A summary of results of platelet counts, fibrinogen assay and FDP level is shown in Table 1.
TABLE 1.
Platelet count, fibrinogen and FDP levels in cancer patients
| Test |
Normal range |
Low |
Normal |
High |
|||
|---|---|---|---|---|---|---|---|
| No | % | No | % | No | % | ||
| Platelet count | 150-400×103/cumm | 34 | 53.0 | 30 | 47.0 | − | − |
| Fibrinogen assay | 200-400 mg/dL | 7 | 11.0 | 47 | 73.5 | 10 | 15.5 |
| FDP level | 10 μgm/mL | − | − | 35 | 54.5 | 29 | 45.5 |
Increased FDP level (≥ 10 µgm/mL) was seen in 29 patients and thrombocytopenia was seen in 34 patients out of whom 21 were cases of acute leukaemia (AML 15 + ALL 6). Using modified criterial of Sun et al [1] these cases were divided into overcompensated, compensated and decompensated ICF as shown in Table 2. There were 3 cases of decompensated ICF, 6 cases of overcompensated and 20 cases of compensated ICF syndrome.

### Problems to solve
- 1) In the passage on cancer patients, how many patients had thrombocytopenia?
- 2) Reproduce the part of the passage on cancer patients that opens with the words containing "Platelet count, fibrinogen" and closes with "compensated ICF syndrome.".
- 3) Which tests does the table in the passage on cancer patients report results for?
The entries have nothing to do with the passage on cancer patients.

### Extracted data
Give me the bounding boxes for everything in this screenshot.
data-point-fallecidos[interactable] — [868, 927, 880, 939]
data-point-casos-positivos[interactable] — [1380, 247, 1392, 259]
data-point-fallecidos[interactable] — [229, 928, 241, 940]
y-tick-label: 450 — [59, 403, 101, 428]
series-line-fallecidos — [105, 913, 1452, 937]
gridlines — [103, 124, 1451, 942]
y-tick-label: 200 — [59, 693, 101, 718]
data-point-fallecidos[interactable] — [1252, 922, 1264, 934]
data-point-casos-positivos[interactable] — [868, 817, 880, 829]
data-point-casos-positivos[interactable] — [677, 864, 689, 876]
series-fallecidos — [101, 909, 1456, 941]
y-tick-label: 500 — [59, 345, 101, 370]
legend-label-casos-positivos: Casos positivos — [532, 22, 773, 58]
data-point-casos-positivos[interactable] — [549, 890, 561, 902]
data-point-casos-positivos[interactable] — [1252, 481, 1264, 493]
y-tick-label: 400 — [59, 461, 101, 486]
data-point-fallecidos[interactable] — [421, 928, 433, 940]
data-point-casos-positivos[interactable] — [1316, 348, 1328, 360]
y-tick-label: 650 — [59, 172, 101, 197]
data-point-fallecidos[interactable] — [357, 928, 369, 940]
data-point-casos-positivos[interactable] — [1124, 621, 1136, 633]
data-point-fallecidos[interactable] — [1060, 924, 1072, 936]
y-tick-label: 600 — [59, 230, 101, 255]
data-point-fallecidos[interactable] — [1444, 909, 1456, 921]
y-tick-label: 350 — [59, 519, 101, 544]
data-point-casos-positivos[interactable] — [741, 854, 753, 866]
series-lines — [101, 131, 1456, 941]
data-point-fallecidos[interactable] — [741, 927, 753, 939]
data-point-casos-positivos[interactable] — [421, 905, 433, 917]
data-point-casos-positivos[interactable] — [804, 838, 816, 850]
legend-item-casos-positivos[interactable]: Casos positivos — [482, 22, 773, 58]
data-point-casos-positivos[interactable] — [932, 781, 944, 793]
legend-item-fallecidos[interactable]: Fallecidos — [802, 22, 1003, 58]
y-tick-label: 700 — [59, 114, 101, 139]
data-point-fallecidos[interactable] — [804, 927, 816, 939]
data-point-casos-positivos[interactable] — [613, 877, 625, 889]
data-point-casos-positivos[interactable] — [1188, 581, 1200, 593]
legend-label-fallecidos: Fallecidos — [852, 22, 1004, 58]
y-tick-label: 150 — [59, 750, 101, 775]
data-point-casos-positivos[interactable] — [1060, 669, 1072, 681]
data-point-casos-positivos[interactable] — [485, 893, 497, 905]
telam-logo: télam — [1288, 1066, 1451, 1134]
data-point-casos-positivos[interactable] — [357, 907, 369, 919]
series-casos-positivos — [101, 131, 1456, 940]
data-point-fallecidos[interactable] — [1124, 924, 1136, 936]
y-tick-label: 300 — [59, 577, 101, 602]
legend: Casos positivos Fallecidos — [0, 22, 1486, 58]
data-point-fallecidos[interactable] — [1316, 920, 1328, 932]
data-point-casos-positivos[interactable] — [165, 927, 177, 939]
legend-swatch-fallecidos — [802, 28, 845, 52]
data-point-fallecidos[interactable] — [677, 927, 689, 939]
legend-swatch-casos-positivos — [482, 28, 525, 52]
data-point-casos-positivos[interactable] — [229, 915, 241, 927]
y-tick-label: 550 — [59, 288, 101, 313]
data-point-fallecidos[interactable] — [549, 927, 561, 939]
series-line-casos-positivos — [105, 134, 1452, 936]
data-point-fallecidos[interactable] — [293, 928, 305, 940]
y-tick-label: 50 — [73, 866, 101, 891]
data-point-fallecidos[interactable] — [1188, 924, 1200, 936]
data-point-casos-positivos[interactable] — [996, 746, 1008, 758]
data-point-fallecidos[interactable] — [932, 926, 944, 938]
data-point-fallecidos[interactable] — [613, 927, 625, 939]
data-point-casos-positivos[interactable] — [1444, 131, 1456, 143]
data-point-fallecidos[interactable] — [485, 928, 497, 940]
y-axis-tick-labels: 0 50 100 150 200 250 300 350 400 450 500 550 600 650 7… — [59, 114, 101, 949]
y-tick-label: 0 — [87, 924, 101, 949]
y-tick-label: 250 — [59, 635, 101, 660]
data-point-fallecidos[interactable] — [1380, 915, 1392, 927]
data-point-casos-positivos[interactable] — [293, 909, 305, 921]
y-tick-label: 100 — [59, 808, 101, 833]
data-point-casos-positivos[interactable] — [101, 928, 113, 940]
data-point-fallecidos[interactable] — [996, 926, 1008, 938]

### Answers in order
- 1) 34 patients

- 2)
Platelet count, fibrinogen and FDP levels in cancer patients
| Test |
Normal range |
Low |
Normal |
High |
|||
|---|---|---|---|---|---|---|---|
| No | % | No | % | No | % | ||
| Platelet count | 150-400×103/cumm | 34 | 53.0 | 30 | 47.0 | − | − |
| Fibrinogen assay | 200-400 mg/dL | 7 | 11.0 | 47 | 73.5 | 10 | 15.5 |
| FDP level | 10 μgm/mL | − | − | 35 | 54.5 | 29 | 45.5 |
Increased FDP level (≥ 10 µgm/mL) was seen in 29 patients and thrombocytopenia was seen in 34 patients out of whom 21 were cases of acute leukaemia (AML 15 + ALL 6). Using modified criterial of Sun et al [1] these cases were divided into overcompensated, compensated and decompensated ICF as shown in Table 2. There were 3 cases of decompensated ICF, 6 cases of overcompensated and 20 cases of compensated ICF syndrome.

- 3) Platelet count, fibrinogen assay, FDP level